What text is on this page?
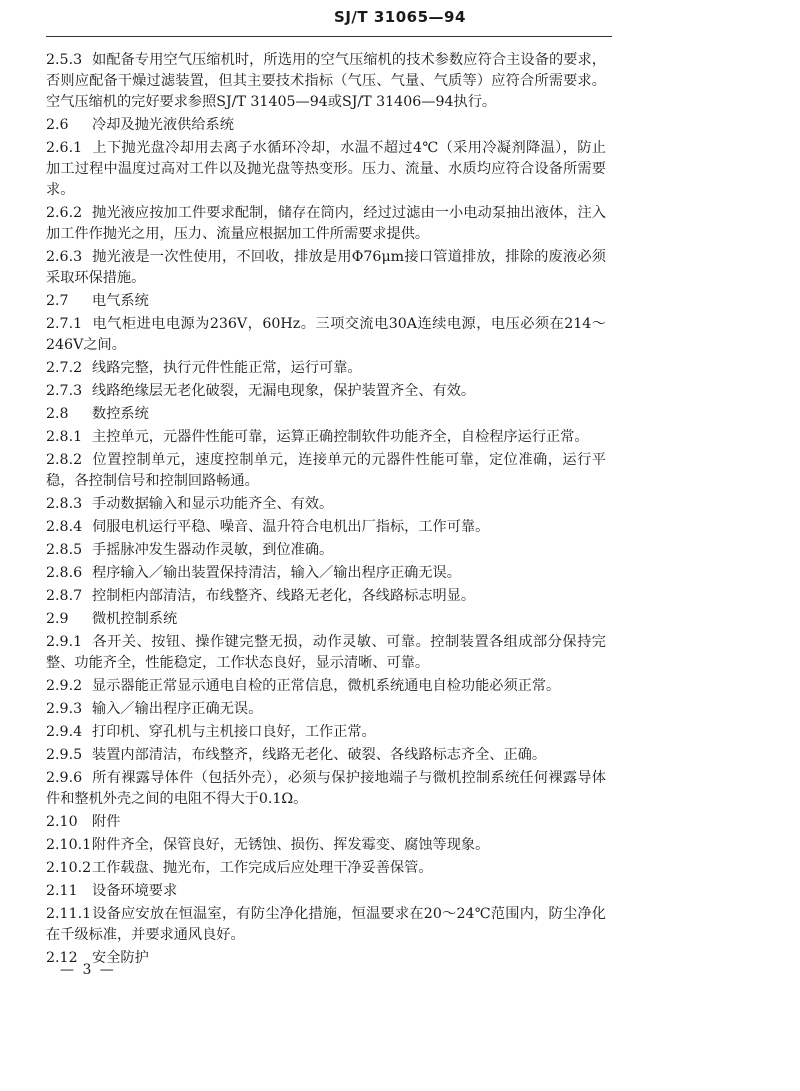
SJ/T 31065—94
2.5.3 如配备专用空气压缩机时，所选用的空气压缩机的技术参数应符合主设备的要求，否则应配备干燥过滤装置，但其主要技术指标（气压、气量、气质等）应符合所需要求。空气压缩机的完好要求参照SJ/T 31405—94或SJ/T 31406—94执行。
2.6 冷却及抛光液供给系统
2.6.1 上下抛光盘冷却用去离子水循环冷却，水温不超过4℃（采用冷凝剂降温），防止加工过程中温度过高对工件以及抛光盘等热变形。压力、流量、水质均应符合设备所需要求。
2.6.2 抛光液应按加工件要求配制，储存在筒内，经过过滤由一小电动泵抽出液体，注入加工件作抛光之用，压力、流量应根据加工件所需要求提供。
2.6.3 抛光液是一次性使用，不回收，排放是用Φ76μm接口管道排放，排除的废液必须采取环保措施。
2.7 电气系统
2.7.1 电气柜进电电源为236V，60Hz。三项交流电30A连续电源，电压必须在214～246V之间。
2.7.2 线路完整，执行元件性能正常，运行可靠。
2.7.3 线路绝缘层无老化破裂，无漏电现象，保护装置齐全、有效。
2.8 数控系统
2.8.1 主控单元，元器件性能可靠，运算正确控制软件功能齐全，自检程序运行正常。
2.8.2 位置控制单元，速度控制单元，连接单元的元器件性能可靠，定位准确，运行平稳，各控制信号和控制回路畅通。
2.8.3 手动数据输入和显示功能齐全、有效。
2.8.4 伺服电机运行平稳、噪音、温升符合电机出厂指标，工作可靠。
2.8.5 手摇脉冲发生器动作灵敏，到位准确。
2.8.6 程序输入／输出装置保持清洁，输入／输出程序正确无误。
2.8.7 控制柜内部清洁，布线整齐、线路无老化，各线路标志明显。
2.9 微机控制系统
2.9.1 各开关、按钮、操作键完整无损，动作灵敏、可靠。控制装置各组成部分保持完整、功能齐全，性能稳定，工作状态良好，显示清晰、可靠。
2.9.2 显示器能正常显示通电自检的正常信息，微机系统通电自检功能必须正常。
2.9.3 输入／输出程序正确无误。
2.9.4 打印机、穿孔机与主机接口良好，工作正常。
2.9.5 装置内部清洁，布线整齐，线路无老化、破裂、各线路标志齐全、正确。
2.9.6 所有裸露导体件（包括外壳），必须与保护接地端子与微机控制系统任何裸露导体件和整机外壳之间的电阻不得大于0.1Ω。
2.10 附件
2.10.1附件齐全，保管良好，无锈蚀、损伤、挥发霉变、腐蚀等现象。
2.10.2工作载盘、抛光布，工作完成后应处理干净妥善保管。
2.11 设备环境要求
2.11.1设备应安放在恒温室，有防尘净化措施，恒温要求在20～24℃范围内，防尘净化在千级标准，并要求通风良好。
2.12 安全防护
— 3 —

#### [TASK DETAILS]
Copy out all lines above that include the string "线路无老化".

#### [COMPLETE ANSWER]
2.8.7 控制柜内部清洁，布线整齐、线路无老化，各线路标志明显。
2.9.5 装置内部清洁，布线整齐，线路无老化、破裂、各线路标志齐全、正确。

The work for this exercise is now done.